## YOUR TASK
In the entries below, identify every line with the string "probablement" and copy it.
Begin SUPPLIED INFORMATION
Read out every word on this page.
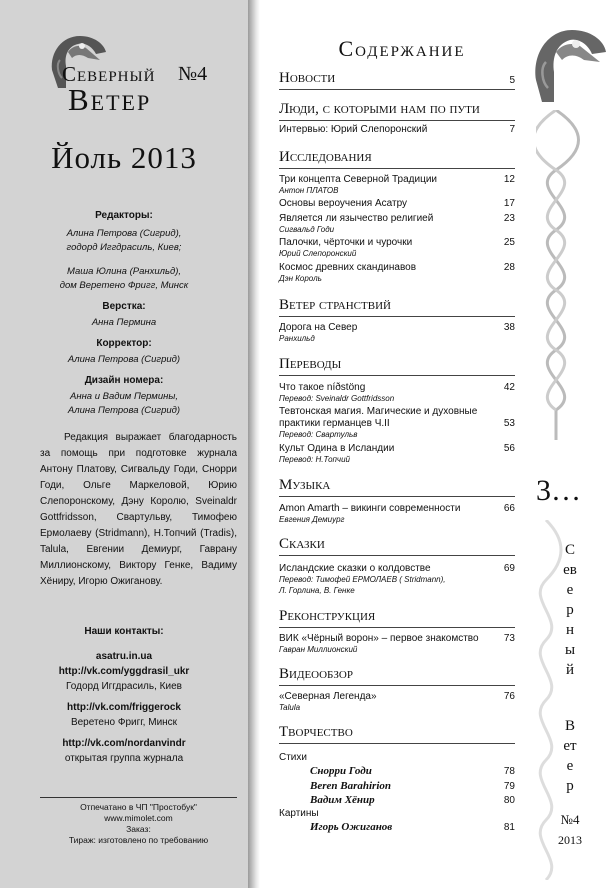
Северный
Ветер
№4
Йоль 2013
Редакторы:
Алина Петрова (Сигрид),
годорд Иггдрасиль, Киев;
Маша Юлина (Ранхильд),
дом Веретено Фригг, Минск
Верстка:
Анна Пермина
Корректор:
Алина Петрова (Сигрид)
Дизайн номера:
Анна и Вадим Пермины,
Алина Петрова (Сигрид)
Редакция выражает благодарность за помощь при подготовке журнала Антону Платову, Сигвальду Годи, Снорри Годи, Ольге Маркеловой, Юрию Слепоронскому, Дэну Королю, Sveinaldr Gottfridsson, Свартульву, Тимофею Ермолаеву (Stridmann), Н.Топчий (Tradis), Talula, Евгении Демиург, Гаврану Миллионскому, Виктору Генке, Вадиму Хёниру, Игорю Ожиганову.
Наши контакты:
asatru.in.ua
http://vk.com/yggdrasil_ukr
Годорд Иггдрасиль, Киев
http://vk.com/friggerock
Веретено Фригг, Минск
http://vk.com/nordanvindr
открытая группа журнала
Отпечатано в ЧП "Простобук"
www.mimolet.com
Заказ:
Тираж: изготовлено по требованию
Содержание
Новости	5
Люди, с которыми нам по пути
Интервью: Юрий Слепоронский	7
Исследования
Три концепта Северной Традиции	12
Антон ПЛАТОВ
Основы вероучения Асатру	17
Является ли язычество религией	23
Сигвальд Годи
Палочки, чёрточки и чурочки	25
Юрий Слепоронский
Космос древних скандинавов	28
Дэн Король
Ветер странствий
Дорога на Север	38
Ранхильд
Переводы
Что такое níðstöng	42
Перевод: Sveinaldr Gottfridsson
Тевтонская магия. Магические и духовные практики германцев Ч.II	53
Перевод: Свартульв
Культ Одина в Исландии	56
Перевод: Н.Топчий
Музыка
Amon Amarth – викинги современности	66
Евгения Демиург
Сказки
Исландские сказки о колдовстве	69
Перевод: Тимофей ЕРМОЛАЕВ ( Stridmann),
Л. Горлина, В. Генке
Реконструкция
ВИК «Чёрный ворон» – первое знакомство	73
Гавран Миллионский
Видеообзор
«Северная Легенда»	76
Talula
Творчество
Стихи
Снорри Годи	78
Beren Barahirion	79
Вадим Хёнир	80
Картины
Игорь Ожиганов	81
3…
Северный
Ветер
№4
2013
End SUPPLIED INFORMATION
Begin SUPPLIED INFORMATION
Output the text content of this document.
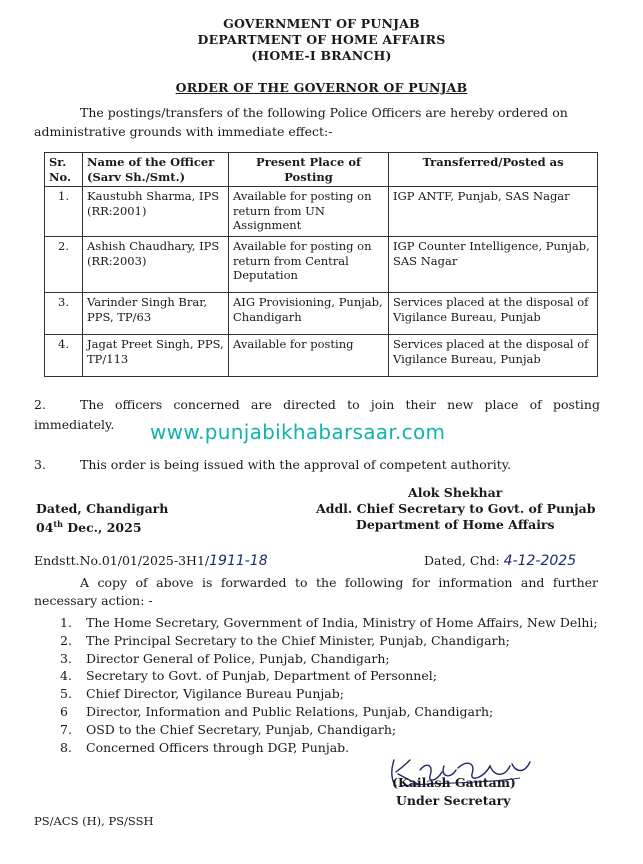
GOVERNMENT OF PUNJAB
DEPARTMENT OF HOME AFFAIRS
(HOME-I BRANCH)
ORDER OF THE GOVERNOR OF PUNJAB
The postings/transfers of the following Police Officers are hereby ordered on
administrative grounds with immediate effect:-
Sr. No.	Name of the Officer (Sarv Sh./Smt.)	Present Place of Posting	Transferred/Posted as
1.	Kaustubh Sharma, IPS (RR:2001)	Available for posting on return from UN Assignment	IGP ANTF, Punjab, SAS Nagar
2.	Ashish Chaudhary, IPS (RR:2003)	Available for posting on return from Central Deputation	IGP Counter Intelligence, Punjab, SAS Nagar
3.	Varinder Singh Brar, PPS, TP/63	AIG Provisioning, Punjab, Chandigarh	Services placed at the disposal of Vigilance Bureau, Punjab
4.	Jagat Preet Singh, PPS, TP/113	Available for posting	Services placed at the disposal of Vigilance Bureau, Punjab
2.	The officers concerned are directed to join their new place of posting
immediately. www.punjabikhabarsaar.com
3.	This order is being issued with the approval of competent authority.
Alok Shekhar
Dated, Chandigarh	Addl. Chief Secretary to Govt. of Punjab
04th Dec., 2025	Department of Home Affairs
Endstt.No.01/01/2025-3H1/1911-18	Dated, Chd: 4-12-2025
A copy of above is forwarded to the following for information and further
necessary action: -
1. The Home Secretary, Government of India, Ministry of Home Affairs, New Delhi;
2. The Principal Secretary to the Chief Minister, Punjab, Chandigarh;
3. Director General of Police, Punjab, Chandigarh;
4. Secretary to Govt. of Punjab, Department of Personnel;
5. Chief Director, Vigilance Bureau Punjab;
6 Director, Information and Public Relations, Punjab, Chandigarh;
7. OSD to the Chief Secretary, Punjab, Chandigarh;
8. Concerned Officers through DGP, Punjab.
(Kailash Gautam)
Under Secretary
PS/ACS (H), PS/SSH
End SUPPLIED INFORMATION
Begin SUPPLIED INFORMATION
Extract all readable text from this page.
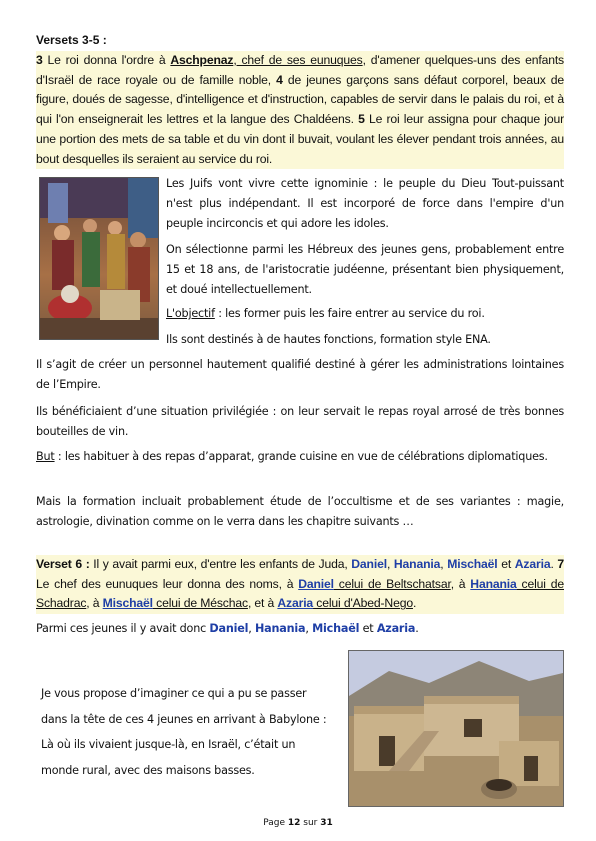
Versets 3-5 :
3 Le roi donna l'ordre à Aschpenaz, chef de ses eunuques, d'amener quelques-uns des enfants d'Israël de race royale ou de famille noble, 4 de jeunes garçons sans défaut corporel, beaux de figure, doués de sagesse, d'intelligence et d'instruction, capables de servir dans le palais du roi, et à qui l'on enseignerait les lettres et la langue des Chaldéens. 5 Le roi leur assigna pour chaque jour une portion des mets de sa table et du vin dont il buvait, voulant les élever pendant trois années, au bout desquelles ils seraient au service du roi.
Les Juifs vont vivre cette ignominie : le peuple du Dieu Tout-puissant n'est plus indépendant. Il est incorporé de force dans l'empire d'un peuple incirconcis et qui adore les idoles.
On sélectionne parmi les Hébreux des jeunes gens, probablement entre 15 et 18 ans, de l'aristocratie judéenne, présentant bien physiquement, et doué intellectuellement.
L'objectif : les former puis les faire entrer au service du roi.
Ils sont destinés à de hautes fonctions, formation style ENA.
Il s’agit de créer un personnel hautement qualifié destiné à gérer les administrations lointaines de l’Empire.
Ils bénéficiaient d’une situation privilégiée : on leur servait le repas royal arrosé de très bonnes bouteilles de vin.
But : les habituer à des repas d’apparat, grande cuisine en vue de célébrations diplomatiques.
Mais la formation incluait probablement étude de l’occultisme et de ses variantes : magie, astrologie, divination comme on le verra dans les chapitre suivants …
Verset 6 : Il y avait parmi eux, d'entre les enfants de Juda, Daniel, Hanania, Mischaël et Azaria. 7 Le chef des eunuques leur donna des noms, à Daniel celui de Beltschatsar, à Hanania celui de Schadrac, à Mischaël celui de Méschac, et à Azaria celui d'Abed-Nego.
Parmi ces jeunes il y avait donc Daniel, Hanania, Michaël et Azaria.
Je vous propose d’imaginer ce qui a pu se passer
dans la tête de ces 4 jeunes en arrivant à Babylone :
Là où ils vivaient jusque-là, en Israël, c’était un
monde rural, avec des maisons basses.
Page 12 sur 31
End SUPPLIED INFORMATION
## THE SOLUTION
On sélectionne parmi les Hébreux des jeunes gens, probablement entre 15 et 18 ans, de l'aristocratie judéenne, présentant bien physiquement, et doué intellectuellement.
Mais la formation incluait probablement étude de l’occultisme et de ses variantes : magie, astrologie, divination comme on le verra dans les chapitre suivants …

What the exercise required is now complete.